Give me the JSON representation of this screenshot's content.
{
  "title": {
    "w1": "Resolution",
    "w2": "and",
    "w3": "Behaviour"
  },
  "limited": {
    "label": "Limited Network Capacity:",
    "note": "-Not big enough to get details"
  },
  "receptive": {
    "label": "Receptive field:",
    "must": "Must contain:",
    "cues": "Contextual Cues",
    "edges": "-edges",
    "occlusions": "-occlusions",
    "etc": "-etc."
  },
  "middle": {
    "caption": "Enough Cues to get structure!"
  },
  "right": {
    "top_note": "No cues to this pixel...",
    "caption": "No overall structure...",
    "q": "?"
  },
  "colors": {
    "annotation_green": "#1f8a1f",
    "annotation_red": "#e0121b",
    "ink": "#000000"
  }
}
::::
Task description: Each line of the listing should be echoed back exactly.

Output:
Give me the JSON representation of this screenshot's content.
{
  "title": {
    "w1": "Resolution",
    "w2": "and",
    "w3": "Behaviour"
  },
  "limited": {
    "label": "Limited Network Capacity:",
    "note": "-Not big enough to get details"
  },
  "receptive": {
    "label": "Receptive field:",
    "must": "Must contain:",
    "cues": "Contextual Cues",
    "edges": "-edges",
    "occlusions": "-occlusions",
    "etc": "-etc."
  },
  "middle": {
    "caption": "Enough Cues to get structure!"
  },
  "right": {
    "top_note": "No cues to this pixel...",
    "caption": "No overall structure...",
    "q": "?"
  },
  "colors": {
    "annotation_green": "#1f8a1f",
    "annotation_red": "#e0121b",
    "ink": "#000000"
  }
}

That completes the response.